• Data supplied:
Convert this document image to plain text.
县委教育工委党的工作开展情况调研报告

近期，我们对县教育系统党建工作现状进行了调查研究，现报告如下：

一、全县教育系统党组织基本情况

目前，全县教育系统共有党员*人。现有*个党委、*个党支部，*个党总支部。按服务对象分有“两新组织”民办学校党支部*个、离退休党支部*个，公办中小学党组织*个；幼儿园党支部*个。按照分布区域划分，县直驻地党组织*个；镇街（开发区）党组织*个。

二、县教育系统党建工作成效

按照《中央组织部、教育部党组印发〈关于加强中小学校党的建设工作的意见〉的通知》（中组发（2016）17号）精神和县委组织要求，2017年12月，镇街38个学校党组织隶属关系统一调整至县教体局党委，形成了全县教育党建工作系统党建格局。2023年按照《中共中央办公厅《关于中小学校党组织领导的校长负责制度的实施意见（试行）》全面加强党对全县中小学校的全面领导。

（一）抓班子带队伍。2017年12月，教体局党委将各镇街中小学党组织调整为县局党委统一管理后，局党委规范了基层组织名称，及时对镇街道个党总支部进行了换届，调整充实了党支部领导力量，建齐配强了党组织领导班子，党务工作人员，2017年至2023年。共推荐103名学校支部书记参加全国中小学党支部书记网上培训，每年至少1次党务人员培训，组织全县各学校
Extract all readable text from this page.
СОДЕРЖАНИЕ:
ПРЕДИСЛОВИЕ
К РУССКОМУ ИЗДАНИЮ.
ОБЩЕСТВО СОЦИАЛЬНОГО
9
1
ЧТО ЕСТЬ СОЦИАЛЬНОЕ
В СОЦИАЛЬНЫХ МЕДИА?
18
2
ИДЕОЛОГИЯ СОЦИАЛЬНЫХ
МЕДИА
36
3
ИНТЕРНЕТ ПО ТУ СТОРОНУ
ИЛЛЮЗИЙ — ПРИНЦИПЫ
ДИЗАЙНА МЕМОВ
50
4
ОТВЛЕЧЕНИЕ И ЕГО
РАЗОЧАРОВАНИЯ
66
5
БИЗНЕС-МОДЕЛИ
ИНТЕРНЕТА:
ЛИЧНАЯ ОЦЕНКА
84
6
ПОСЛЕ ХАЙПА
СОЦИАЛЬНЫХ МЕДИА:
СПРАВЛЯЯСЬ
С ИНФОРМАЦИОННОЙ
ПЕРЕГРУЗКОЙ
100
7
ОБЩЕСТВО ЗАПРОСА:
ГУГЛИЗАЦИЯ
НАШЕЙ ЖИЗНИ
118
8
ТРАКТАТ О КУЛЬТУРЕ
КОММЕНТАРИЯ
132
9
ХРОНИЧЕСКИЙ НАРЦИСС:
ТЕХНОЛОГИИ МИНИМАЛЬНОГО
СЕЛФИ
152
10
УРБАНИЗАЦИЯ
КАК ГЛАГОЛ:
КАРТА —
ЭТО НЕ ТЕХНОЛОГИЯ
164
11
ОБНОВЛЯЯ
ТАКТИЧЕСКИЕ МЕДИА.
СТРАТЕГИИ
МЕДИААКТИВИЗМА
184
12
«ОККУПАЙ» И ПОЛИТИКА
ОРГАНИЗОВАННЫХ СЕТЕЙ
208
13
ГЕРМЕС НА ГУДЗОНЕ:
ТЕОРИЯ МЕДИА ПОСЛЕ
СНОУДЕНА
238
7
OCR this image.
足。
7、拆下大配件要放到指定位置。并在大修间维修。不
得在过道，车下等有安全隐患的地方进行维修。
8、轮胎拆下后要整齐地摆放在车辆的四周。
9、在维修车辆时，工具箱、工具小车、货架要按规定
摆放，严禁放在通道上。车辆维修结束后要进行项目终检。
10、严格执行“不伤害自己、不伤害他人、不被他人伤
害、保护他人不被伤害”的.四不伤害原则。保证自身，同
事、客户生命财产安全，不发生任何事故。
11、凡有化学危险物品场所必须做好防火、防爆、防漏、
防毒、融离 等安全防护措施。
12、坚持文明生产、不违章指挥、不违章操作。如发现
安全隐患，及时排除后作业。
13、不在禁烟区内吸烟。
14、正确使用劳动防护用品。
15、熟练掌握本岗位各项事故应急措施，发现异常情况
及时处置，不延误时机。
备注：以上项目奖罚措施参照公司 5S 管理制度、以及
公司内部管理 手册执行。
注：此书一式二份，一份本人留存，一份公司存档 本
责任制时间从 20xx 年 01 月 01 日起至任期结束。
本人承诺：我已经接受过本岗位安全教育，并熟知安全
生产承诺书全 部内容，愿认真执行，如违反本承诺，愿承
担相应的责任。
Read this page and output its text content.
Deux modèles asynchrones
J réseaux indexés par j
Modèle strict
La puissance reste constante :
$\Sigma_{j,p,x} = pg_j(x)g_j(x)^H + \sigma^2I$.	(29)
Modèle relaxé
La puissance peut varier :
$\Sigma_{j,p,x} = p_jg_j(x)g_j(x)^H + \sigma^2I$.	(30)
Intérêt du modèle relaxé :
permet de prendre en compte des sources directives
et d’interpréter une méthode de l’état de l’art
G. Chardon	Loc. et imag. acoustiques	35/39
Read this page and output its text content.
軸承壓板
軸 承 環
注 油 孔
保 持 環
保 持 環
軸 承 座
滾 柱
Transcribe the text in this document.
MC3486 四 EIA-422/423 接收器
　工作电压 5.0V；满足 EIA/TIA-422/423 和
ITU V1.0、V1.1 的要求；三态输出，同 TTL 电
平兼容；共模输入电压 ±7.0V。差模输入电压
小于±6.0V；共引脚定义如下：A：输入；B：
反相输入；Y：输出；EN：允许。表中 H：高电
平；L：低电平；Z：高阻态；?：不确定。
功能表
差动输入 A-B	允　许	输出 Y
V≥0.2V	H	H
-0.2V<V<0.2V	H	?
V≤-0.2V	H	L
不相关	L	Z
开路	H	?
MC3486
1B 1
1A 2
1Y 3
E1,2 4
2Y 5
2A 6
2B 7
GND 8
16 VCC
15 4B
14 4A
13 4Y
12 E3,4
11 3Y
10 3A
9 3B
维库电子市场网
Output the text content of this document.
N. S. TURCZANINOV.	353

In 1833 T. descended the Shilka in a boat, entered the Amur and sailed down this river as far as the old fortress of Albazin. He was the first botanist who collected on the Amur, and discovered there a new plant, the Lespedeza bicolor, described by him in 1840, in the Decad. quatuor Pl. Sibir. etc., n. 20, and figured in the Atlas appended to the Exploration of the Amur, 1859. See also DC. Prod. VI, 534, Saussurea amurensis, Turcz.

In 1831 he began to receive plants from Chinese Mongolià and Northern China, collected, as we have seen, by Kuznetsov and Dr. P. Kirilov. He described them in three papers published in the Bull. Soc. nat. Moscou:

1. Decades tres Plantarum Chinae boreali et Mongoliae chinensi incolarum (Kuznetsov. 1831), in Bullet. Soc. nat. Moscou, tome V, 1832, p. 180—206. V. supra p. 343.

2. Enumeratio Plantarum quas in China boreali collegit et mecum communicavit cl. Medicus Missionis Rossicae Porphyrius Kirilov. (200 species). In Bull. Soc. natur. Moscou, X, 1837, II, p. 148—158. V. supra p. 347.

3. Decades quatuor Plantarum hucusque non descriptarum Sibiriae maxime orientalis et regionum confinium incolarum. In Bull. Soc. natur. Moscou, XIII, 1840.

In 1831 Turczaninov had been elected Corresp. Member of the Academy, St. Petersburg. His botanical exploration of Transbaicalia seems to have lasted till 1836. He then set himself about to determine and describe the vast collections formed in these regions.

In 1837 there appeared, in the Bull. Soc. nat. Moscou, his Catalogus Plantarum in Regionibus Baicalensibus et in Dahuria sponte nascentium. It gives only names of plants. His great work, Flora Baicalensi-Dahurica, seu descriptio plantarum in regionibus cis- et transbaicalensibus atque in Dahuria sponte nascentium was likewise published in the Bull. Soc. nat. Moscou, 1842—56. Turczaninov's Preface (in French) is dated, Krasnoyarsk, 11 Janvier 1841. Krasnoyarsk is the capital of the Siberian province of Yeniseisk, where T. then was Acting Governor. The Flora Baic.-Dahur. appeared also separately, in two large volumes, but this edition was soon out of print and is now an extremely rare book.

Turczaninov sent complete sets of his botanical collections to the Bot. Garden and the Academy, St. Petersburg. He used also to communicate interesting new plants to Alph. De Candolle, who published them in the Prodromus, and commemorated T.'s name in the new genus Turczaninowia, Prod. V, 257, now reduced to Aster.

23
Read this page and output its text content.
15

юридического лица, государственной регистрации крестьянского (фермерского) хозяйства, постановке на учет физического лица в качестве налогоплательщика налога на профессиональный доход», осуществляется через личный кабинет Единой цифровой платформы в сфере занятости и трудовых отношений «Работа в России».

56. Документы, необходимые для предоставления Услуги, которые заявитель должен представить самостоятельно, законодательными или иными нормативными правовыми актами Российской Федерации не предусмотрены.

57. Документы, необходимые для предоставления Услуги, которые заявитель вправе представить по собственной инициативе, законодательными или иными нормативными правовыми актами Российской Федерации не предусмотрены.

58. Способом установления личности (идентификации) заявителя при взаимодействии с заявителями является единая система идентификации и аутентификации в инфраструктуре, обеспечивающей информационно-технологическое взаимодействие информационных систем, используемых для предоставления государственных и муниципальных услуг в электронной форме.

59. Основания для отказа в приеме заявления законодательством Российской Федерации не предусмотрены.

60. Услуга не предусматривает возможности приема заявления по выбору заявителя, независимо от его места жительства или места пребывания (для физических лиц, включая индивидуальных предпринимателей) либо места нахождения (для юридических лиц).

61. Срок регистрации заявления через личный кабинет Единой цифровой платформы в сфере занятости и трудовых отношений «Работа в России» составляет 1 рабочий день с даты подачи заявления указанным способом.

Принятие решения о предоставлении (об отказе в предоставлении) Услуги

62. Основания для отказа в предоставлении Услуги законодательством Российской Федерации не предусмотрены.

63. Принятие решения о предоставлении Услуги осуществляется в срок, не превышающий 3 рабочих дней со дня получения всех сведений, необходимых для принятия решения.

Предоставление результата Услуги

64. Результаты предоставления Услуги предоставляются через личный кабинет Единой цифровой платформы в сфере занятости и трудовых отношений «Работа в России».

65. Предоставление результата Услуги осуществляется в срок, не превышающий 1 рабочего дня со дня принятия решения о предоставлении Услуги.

• Stated problem:
Each line containing "законодательством" counts once; state the total number of such lines and nothing else.

• Result below:
2